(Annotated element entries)
[BEGIN]
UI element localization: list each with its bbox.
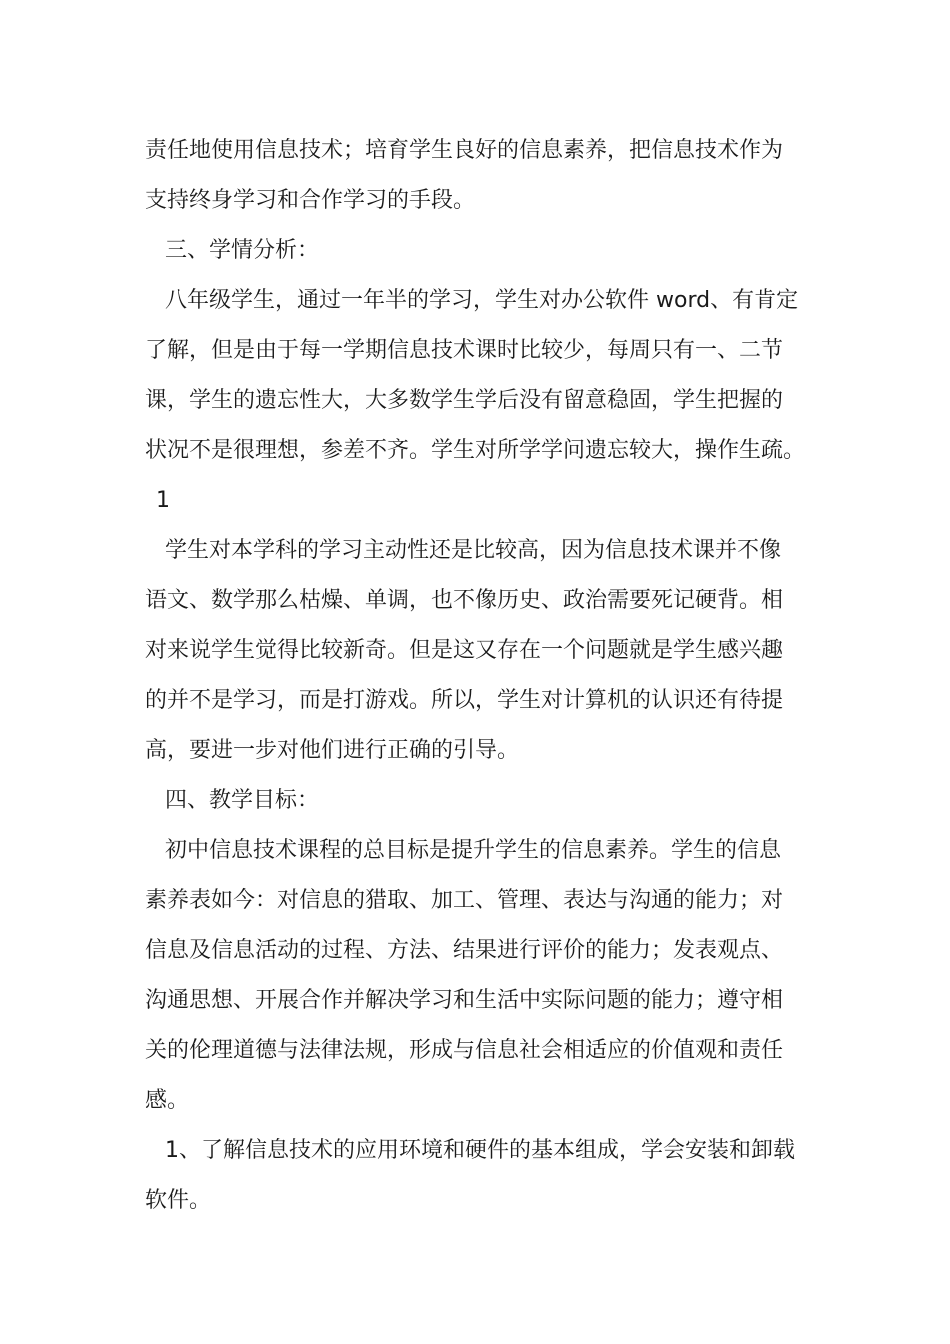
section-heading: 三、学情分析：	[165, 238, 320, 263]
paragraph-line: 学生对本学科的学习主动性还是比较高，因为信息技术课并不像	[165, 538, 782, 563]
paragraph-line: 感。	[145, 1088, 190, 1113]
page-number: 1	[156, 488, 170, 513]
paragraph-line: 的并不是学习，而是打游戏。所以，学生对计算机的认识还有待提	[145, 688, 784, 713]
list-item-line: 1、了解信息技术的应用环境和硬件的基本组成，学会安装和卸载	[165, 1138, 795, 1163]
section-heading: 四、教学目标：	[165, 788, 320, 813]
paragraph-line: 状况不是很理想，参差不齐。学生对所学学问遗忘较大，操作生疏。	[145, 438, 806, 463]
paragraph-line: 信息及信息活动的过程、方法、结果进行评价的能力；发表观点、	[145, 938, 784, 963]
paragraph-line: 语文、数学那么枯燥、单调，也不像历史、政治需要死记硬背。相	[145, 588, 784, 613]
paragraph-line: 素养表如今：对信息的猎取、加工、管理、表达与沟通的能力；对	[145, 888, 784, 913]
paragraph-line: 沟通思想、开展合作并解决学习和生活中实际问题的能力；遵守相	[145, 988, 784, 1013]
paragraph-line: 了解，但是由于每一学期信息技术课时比较少，每周只有一、二节	[145, 338, 784, 363]
paragraph-line: 关的伦理道德与法律法规，形成与信息社会相适应的价值观和责任	[145, 1038, 784, 1063]
paragraph-line: 对来说学生觉得比较新奇。但是这又存在一个问题就是学生感兴趣	[145, 638, 784, 663]
paragraph-line: 责任地使用信息技术；培育学生良好的信息素养，把信息技术作为	[145, 138, 784, 163]
paragraph-line: 课，学生的遗忘性大，大多数学生学后没有留意稳固，学生把握的	[145, 388, 784, 413]
list-item-line: 软件。	[145, 1188, 212, 1213]
paragraph-line: 初中信息技术课程的总目标是提升学生的信息素养。学生的信息	[165, 838, 782, 863]
paragraph-line: 支持终身学习和合作学习的手段。	[145, 188, 476, 213]
paragraph-line: 八年级学生，通过一年半的学习，学生对办公软件 word、有肯定	[165, 288, 799, 313]
paragraph-line: 高，要进一步对他们进行正确的引导。	[145, 738, 520, 763]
[END]
EXERCISE INSTRUCTIONS
Print every line of the entries exactly as it appears, with the pictures left out.

SOLUTION TO THIS PROBLEM
UI element localization: list each with its bbox.
section-heading: 三、学情分析：	[165, 238, 320, 263]
paragraph-line: 学生对本学科的学习主动性还是比较高，因为信息技术课并不像	[165, 538, 782, 563]
paragraph-line: 感。	[145, 1088, 190, 1113]
page-number: 1	[156, 488, 170, 513]
paragraph-line: 的并不是学习，而是打游戏。所以，学生对计算机的认识还有待提	[145, 688, 784, 713]
list-item-line: 1、了解信息技术的应用环境和硬件的基本组成，学会安装和卸载	[165, 1138, 795, 1163]
section-heading: 四、教学目标：	[165, 788, 320, 813]
paragraph-line: 状况不是很理想，参差不齐。学生对所学学问遗忘较大，操作生疏。	[145, 438, 806, 463]
paragraph-line: 信息及信息活动的过程、方法、结果进行评价的能力；发表观点、	[145, 938, 784, 963]
paragraph-line: 语文、数学那么枯燥、单调，也不像历史、政治需要死记硬背。相	[145, 588, 784, 613]
paragraph-line: 素养表如今：对信息的猎取、加工、管理、表达与沟通的能力；对	[145, 888, 784, 913]
paragraph-line: 沟通思想、开展合作并解决学习和生活中实际问题的能力；遵守相	[145, 988, 784, 1013]
paragraph-line: 了解，但是由于每一学期信息技术课时比较少，每周只有一、二节	[145, 338, 784, 363]
paragraph-line: 关的伦理道德与法律法规，形成与信息社会相适应的价值观和责任	[145, 1038, 784, 1063]
paragraph-line: 对来说学生觉得比较新奇。但是这又存在一个问题就是学生感兴趣	[145, 638, 784, 663]
paragraph-line: 责任地使用信息技术；培育学生良好的信息素养，把信息技术作为	[145, 138, 784, 163]
paragraph-line: 课，学生的遗忘性大，大多数学生学后没有留意稳固，学生把握的	[145, 388, 784, 413]
list-item-line: 软件。	[145, 1188, 212, 1213]
paragraph-line: 初中信息技术课程的总目标是提升学生的信息素养。学生的信息	[165, 838, 782, 863]
paragraph-line: 支持终身学习和合作学习的手段。	[145, 188, 476, 213]
paragraph-line: 八年级学生，通过一年半的学习，学生对办公软件 word、有肯定	[165, 288, 799, 313]
paragraph-line: 高，要进一步对他们进行正确的引导。	[145, 738, 520, 763]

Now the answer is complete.